Records that describe figures
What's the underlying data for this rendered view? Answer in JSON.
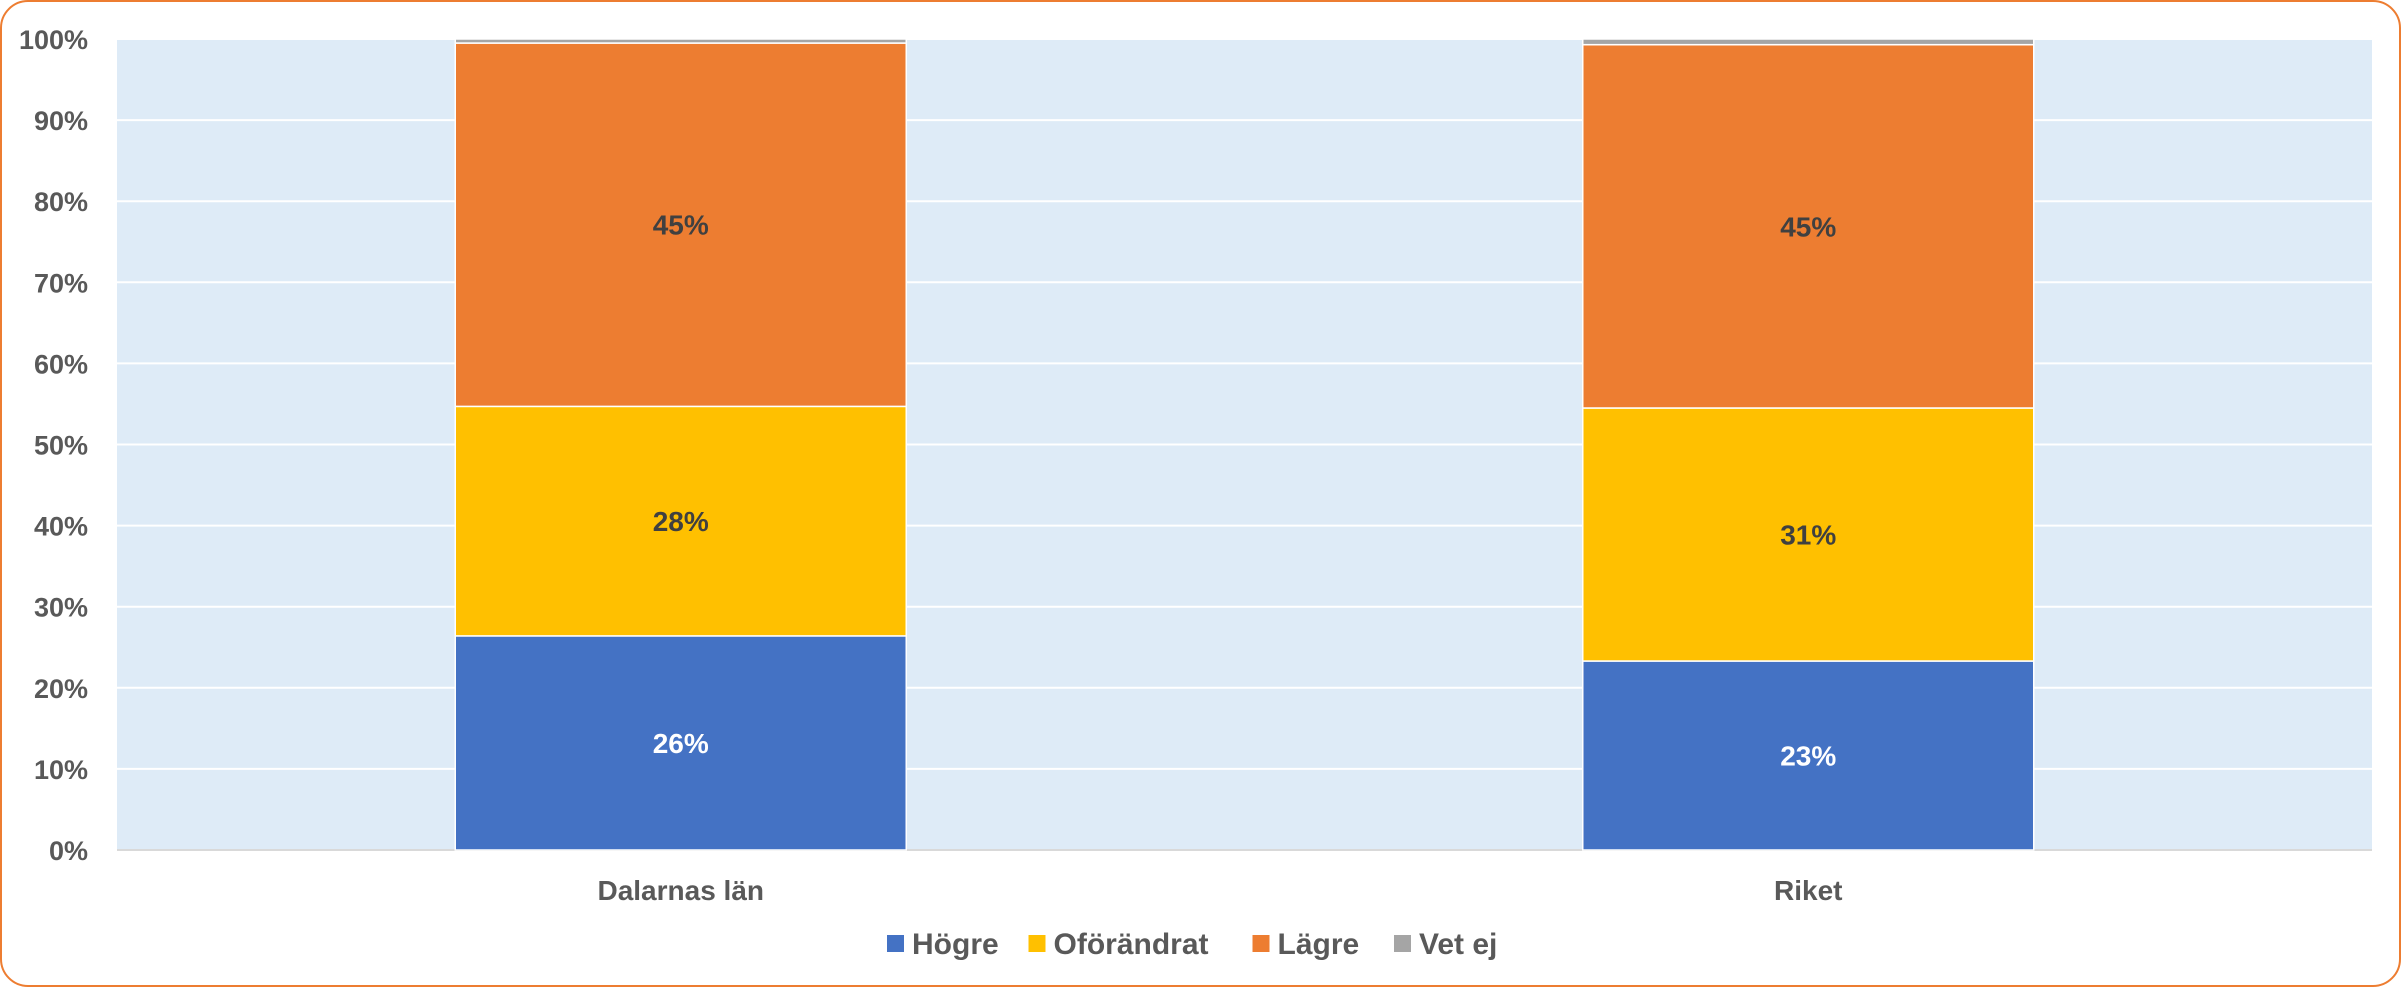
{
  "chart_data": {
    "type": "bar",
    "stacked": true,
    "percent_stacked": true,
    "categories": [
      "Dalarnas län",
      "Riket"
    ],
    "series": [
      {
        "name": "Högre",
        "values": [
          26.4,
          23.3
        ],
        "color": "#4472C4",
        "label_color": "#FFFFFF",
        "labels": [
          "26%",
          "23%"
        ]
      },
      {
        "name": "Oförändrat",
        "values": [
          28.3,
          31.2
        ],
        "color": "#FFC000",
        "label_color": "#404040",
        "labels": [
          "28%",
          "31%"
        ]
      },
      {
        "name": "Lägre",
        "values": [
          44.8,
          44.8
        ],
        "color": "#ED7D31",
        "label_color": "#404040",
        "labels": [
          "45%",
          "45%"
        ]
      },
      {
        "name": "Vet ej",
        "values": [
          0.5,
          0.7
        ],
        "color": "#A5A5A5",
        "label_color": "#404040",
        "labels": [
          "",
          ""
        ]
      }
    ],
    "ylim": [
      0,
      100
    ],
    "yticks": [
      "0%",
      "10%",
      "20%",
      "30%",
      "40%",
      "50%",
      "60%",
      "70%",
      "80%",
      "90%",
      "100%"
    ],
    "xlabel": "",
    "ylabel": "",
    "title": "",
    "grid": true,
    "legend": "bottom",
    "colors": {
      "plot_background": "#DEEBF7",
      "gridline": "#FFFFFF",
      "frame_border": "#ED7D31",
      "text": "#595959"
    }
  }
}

**Given request**
Return all the entries word for word, but omit any pictures they contain.

**Exercise response**
What's the underlying data for this rendered view? Answer in JSON.
{
  "chart_data": {
    "type": "bar",
    "stacked": true,
    "percent_stacked": true,
    "categories": [
      "Dalarnas län",
      "Riket"
    ],
    "series": [
      {
        "name": "Högre",
        "values": [
          26.4,
          23.3
        ],
        "color": "#4472C4",
        "label_color": "#FFFFFF",
        "labels": [
          "26%",
          "23%"
        ]
      },
      {
        "name": "Oförändrat",
        "values": [
          28.3,
          31.2
        ],
        "color": "#FFC000",
        "label_color": "#404040",
        "labels": [
          "28%",
          "31%"
        ]
      },
      {
        "name": "Lägre",
        "values": [
          44.8,
          44.8
        ],
        "color": "#ED7D31",
        "label_color": "#404040",
        "labels": [
          "45%",
          "45%"
        ]
      },
      {
        "name": "Vet ej",
        "values": [
          0.5,
          0.7
        ],
        "color": "#A5A5A5",
        "label_color": "#404040",
        "labels": [
          "",
          ""
        ]
      }
    ],
    "ylim": [
      0,
      100
    ],
    "yticks": [
      "0%",
      "10%",
      "20%",
      "30%",
      "40%",
      "50%",
      "60%",
      "70%",
      "80%",
      "90%",
      "100%"
    ],
    "xlabel": "",
    "ylabel": "",
    "title": "",
    "grid": true,
    "legend": "bottom",
    "colors": {
      "plot_background": "#DEEBF7",
      "gridline": "#FFFFFF",
      "frame_border": "#ED7D31",
      "text": "#595959"
    }
  }
}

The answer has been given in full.